--- START OF INFORMATION PROVIDED ---

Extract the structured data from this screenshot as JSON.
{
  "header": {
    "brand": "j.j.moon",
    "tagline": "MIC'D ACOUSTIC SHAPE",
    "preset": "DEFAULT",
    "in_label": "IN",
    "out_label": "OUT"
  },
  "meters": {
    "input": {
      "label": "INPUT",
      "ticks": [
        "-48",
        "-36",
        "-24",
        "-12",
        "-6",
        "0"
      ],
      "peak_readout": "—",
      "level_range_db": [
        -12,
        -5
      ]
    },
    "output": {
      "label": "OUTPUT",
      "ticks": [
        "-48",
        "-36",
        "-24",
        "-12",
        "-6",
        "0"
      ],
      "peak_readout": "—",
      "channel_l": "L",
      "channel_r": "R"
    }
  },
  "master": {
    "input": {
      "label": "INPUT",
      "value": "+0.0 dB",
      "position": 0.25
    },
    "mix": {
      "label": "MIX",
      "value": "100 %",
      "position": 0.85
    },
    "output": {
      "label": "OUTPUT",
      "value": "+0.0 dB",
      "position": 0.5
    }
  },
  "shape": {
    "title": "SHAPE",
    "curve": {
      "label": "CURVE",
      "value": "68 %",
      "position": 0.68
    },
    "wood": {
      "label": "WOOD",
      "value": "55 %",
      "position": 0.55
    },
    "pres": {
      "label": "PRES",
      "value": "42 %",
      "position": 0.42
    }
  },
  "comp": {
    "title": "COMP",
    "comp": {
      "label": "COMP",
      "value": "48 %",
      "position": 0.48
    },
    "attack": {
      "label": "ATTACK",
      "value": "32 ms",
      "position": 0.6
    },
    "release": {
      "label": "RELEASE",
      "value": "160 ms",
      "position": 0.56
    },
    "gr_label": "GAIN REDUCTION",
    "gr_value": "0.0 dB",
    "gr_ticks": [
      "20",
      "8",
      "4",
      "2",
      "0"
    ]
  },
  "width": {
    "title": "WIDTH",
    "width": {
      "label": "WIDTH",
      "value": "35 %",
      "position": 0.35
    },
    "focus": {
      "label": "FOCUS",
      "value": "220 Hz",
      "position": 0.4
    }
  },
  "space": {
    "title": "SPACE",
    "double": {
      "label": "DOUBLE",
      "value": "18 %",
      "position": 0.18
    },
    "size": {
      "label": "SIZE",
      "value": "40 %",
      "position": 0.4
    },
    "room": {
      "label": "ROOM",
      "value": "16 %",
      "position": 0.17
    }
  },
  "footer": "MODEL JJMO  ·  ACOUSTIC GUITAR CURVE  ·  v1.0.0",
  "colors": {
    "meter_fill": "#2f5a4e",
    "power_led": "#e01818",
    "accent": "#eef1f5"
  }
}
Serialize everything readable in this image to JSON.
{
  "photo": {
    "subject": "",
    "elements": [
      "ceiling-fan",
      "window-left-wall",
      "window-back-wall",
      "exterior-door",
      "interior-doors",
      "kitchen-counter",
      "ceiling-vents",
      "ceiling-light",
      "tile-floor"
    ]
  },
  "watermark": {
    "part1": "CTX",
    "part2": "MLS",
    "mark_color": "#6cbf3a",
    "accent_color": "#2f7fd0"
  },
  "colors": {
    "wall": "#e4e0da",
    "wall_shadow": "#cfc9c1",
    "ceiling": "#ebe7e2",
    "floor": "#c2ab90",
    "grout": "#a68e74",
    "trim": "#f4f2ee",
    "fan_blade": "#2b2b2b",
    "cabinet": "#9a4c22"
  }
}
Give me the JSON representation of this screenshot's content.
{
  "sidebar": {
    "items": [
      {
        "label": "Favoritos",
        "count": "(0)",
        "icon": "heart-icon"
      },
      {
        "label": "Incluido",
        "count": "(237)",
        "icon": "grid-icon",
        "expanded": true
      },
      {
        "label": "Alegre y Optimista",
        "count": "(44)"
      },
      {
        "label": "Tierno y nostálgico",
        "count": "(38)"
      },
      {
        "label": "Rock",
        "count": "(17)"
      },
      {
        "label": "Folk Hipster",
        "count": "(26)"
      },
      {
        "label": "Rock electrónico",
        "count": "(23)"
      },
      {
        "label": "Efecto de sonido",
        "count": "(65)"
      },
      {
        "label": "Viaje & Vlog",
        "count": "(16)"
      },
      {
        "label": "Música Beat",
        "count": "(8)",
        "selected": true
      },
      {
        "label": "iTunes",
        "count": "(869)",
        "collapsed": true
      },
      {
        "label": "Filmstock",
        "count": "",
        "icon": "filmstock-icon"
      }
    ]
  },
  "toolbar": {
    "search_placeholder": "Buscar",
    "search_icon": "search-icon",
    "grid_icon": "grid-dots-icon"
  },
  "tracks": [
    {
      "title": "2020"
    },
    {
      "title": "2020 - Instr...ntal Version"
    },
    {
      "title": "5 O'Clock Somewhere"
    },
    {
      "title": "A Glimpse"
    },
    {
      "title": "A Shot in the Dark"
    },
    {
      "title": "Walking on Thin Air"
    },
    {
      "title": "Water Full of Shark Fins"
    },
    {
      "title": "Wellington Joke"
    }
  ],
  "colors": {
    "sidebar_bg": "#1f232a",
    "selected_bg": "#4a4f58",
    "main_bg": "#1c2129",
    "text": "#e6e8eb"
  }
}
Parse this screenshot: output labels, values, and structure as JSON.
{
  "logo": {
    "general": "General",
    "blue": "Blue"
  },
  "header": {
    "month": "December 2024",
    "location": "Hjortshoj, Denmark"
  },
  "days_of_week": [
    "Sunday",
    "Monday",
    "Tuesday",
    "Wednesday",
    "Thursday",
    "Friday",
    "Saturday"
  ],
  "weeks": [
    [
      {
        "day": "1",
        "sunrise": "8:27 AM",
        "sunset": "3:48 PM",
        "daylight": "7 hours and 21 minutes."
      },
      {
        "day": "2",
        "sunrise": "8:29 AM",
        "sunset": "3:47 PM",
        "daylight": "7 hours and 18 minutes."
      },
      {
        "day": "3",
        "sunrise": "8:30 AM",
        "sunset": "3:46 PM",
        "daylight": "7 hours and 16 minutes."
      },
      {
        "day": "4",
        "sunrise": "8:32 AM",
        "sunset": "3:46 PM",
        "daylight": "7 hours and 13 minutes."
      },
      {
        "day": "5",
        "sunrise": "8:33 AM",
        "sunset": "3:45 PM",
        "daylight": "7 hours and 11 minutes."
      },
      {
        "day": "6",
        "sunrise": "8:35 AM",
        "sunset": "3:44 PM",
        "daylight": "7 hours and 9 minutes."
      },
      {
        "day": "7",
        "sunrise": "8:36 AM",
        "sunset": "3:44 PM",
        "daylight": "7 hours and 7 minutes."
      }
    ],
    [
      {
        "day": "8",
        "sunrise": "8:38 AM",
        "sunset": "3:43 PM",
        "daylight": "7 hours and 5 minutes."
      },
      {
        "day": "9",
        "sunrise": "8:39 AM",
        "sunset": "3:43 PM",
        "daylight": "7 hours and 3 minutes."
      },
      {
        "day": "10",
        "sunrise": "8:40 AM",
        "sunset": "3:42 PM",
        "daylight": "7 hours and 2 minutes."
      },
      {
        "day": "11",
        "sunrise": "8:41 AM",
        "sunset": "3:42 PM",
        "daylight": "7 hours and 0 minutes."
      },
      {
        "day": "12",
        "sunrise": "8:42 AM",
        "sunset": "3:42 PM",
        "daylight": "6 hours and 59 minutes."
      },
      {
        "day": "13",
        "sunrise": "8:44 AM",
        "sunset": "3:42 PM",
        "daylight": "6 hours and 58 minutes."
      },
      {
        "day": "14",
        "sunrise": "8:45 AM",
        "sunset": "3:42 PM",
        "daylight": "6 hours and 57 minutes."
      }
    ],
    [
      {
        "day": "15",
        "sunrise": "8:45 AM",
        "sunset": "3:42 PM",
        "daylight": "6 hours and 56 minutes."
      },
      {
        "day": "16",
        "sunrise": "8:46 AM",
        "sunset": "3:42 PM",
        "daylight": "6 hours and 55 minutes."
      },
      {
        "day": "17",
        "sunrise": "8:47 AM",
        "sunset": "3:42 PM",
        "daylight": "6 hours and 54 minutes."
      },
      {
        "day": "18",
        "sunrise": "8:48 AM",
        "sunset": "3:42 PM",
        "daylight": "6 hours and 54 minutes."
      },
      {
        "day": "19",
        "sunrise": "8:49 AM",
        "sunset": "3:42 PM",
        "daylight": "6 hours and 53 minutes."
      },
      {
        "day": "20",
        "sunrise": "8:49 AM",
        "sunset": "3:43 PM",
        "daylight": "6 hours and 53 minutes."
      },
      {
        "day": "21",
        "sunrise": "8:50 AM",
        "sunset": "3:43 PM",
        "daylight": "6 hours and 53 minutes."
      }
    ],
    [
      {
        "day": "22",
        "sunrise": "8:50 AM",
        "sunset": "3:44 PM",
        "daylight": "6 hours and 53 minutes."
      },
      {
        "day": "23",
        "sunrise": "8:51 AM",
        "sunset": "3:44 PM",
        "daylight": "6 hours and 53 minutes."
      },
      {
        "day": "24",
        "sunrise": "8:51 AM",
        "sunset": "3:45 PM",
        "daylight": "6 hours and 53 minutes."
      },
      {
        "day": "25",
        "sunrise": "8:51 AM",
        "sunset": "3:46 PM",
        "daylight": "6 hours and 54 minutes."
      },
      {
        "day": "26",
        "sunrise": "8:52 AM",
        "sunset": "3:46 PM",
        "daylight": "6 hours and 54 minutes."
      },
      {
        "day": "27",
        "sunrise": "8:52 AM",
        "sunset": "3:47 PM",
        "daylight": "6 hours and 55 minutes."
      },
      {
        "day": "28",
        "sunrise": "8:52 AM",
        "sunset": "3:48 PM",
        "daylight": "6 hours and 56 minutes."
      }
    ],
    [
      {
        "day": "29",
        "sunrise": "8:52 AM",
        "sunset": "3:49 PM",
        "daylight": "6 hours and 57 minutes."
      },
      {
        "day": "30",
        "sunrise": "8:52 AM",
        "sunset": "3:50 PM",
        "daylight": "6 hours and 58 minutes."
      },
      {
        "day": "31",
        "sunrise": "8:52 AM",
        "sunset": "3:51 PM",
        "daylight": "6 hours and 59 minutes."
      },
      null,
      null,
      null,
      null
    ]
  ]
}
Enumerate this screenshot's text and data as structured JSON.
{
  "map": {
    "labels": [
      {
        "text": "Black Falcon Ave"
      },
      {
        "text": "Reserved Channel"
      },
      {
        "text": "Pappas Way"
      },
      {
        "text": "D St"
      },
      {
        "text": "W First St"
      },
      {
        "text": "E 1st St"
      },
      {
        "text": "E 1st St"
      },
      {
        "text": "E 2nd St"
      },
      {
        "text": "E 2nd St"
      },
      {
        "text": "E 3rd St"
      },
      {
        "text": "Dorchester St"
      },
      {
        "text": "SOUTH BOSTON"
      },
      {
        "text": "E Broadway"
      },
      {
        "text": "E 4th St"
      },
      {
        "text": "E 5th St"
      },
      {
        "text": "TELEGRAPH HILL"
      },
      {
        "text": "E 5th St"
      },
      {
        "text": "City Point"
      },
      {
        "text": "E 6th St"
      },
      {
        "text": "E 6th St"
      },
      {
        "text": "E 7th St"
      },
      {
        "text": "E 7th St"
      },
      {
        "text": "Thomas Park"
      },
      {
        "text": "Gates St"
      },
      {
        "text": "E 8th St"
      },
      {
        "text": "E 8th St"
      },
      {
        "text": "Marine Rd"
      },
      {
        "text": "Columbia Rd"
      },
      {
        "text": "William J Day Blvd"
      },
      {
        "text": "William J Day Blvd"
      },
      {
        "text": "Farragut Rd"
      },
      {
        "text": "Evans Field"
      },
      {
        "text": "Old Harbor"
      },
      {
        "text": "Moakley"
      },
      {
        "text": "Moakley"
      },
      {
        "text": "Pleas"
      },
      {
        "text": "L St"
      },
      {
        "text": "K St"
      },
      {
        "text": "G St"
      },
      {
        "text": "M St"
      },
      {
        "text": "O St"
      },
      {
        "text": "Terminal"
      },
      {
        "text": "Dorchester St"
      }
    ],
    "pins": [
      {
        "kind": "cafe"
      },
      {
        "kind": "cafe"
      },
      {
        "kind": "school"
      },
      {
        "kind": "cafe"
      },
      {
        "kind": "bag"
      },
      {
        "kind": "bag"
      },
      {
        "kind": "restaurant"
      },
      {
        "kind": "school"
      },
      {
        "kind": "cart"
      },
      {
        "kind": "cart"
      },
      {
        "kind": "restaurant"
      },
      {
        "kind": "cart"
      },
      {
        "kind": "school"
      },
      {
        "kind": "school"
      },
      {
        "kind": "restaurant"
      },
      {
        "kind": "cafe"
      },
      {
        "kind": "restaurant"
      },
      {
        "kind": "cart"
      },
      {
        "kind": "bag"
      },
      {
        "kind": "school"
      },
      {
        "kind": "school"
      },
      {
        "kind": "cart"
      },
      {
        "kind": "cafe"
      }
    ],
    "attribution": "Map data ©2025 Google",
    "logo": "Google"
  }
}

--- END OF INFORMATION PROVIDED ---

§ **WORK TO BE COMPLETED**: Which lines in the listing above hold the word "true"? Show each of them.

§ **EXPECTED ANSWER**:
        "expanded": true
        "selected": true
        "collapsed": true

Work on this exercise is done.